JOB: Retype all of the data exactly as given.

DATASET RECORDS:
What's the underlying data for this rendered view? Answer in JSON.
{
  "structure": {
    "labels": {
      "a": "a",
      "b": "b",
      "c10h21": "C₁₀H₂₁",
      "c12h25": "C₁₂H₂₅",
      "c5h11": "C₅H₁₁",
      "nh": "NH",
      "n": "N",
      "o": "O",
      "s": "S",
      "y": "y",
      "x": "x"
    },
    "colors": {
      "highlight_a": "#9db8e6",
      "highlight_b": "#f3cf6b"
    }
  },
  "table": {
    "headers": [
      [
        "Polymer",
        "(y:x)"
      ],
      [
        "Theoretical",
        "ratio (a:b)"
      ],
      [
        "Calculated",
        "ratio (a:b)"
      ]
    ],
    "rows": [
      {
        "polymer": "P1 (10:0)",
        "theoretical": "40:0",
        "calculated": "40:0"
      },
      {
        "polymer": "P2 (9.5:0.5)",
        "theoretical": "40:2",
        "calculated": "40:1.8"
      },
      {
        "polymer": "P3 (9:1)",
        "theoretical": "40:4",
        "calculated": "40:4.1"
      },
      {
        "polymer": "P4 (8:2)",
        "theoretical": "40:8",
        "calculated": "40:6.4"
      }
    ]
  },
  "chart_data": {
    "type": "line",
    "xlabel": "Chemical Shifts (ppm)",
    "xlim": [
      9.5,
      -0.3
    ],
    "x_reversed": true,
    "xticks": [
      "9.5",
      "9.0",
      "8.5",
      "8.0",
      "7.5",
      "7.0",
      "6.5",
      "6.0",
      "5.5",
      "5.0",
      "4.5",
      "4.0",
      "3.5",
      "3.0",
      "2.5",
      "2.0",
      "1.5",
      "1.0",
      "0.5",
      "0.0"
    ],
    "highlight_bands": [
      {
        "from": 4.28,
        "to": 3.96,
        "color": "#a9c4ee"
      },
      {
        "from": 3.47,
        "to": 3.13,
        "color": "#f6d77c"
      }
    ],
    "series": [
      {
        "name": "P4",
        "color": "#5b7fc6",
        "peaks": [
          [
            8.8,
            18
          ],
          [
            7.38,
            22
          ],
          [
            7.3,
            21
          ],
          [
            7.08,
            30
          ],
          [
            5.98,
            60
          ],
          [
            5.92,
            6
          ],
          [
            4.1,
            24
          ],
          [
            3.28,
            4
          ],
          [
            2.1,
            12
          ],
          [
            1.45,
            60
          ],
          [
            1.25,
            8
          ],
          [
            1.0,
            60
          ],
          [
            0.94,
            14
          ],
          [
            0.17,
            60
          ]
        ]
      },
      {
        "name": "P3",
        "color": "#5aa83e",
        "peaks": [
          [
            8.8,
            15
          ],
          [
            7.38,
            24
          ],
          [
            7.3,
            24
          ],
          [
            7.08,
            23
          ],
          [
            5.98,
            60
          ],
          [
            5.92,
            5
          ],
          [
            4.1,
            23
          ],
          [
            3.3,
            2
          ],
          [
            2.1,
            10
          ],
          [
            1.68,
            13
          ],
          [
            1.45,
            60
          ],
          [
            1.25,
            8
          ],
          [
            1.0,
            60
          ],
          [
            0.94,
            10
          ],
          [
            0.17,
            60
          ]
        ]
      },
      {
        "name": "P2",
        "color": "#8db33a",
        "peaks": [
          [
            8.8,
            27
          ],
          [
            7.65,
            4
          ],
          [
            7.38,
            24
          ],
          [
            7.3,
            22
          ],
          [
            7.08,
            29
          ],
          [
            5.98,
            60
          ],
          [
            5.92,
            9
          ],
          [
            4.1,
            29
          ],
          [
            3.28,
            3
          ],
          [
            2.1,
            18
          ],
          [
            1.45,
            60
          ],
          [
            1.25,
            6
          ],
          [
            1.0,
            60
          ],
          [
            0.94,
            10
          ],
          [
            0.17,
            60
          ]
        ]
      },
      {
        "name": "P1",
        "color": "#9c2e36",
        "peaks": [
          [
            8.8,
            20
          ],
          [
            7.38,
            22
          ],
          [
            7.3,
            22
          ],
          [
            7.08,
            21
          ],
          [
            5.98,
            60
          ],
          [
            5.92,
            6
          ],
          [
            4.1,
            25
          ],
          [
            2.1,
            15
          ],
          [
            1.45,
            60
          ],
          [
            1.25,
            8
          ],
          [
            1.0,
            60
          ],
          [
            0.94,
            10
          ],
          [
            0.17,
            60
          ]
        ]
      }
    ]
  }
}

FULL OUTPUT:
What's the underlying data for this rendered view? Answer in JSON.
{
  "structure": {
    "labels": {
      "a": "a",
      "b": "b",
      "c10h21": "C₁₀H₂₁",
      "c12h25": "C₁₂H₂₅",
      "c5h11": "C₅H₁₁",
      "nh": "NH",
      "n": "N",
      "o": "O",
      "s": "S",
      "y": "y",
      "x": "x"
    },
    "colors": {
      "highlight_a": "#9db8e6",
      "highlight_b": "#f3cf6b"
    }
  },
  "table": {
    "headers": [
      [
        "Polymer",
        "(y:x)"
      ],
      [
        "Theoretical",
        "ratio (a:b)"
      ],
      [
        "Calculated",
        "ratio (a:b)"
      ]
    ],
    "rows": [
      {
        "polymer": "P1 (10:0)",
        "theoretical": "40:0",
        "calculated": "40:0"
      },
      {
        "polymer": "P2 (9.5:0.5)",
        "theoretical": "40:2",
        "calculated": "40:1.8"
      },
      {
        "polymer": "P3 (9:1)",
        "theoretical": "40:4",
        "calculated": "40:4.1"
      },
      {
        "polymer": "P4 (8:2)",
        "theoretical": "40:8",
        "calculated": "40:6.4"
      }
    ]
  },
  "chart_data": {
    "type": "line",
    "xlabel": "Chemical Shifts (ppm)",
    "xlim": [
      9.5,
      -0.3
    ],
    "x_reversed": true,
    "xticks": [
      "9.5",
      "9.0",
      "8.5",
      "8.0",
      "7.5",
      "7.0",
      "6.5",
      "6.0",
      "5.5",
      "5.0",
      "4.5",
      "4.0",
      "3.5",
      "3.0",
      "2.5",
      "2.0",
      "1.5",
      "1.0",
      "0.5",
      "0.0"
    ],
    "highlight_bands": [
      {
        "from": 4.28,
        "to": 3.96,
        "color": "#a9c4ee"
      },
      {
        "from": 3.47,
        "to": 3.13,
        "color": "#f6d77c"
      }
    ],
    "series": [
      {
        "name": "P4",
        "color": "#5b7fc6",
        "peaks": [
          [
            8.8,
            18
          ],
          [
            7.38,
            22
          ],
          [
            7.3,
            21
          ],
          [
            7.08,
            30
          ],
          [
            5.98,
            60
          ],
          [
            5.92,
            6
          ],
          [
            4.1,
            24
          ],
          [
            3.28,
            4
          ],
          [
            2.1,
            12
          ],
          [
            1.45,
            60
          ],
          [
            1.25,
            8
          ],
          [
            1.0,
            60
          ],
          [
            0.94,
            14
          ],
          [
            0.17,
            60
          ]
        ]
      },
      {
        "name": "P3",
        "color": "#5aa83e",
        "peaks": [
          [
            8.8,
            15
          ],
          [
            7.38,
            24
          ],
          [
            7.3,
            24
          ],
          [
            7.08,
            23
          ],
          [
            5.98,
            60
          ],
          [
            5.92,
            5
          ],
          [
            4.1,
            23
          ],
          [
            3.3,
            2
          ],
          [
            2.1,
            10
          ],
          [
            1.68,
            13
          ],
          [
            1.45,
            60
          ],
          [
            1.25,
            8
          ],
          [
            1.0,
            60
          ],
          [
            0.94,
            10
          ],
          [
            0.17,
            60
          ]
        ]
      },
      {
        "name": "P2",
        "color": "#8db33a",
        "peaks": [
          [
            8.8,
            27
          ],
          [
            7.65,
            4
          ],
          [
            7.38,
            24
          ],
          [
            7.3,
            22
          ],
          [
            7.08,
            29
          ],
          [
            5.98,
            60
          ],
          [
            5.92,
            9
          ],
          [
            4.1,
            29
          ],
          [
            3.28,
            3
          ],
          [
            2.1,
            18
          ],
          [
            1.45,
            60
          ],
          [
            1.25,
            6
          ],
          [
            1.0,
            60
          ],
          [
            0.94,
            10
          ],
          [
            0.17,
            60
          ]
        ]
      },
      {
        "name": "P1",
        "color": "#9c2e36",
        "peaks": [
          [
            8.8,
            20
          ],
          [
            7.38,
            22
          ],
          [
            7.3,
            22
          ],
          [
            7.08,
            21
          ],
          [
            5.98,
            60
          ],
          [
            5.92,
            6
          ],
          [
            4.1,
            25
          ],
          [
            2.1,
            15
          ],
          [
            1.45,
            60
          ],
          [
            1.25,
            8
          ],
          [
            1.0,
            60
          ],
          [
            0.94,
            10
          ],
          [
            0.17,
            60
          ]
        ]
      }
    ]
  }
}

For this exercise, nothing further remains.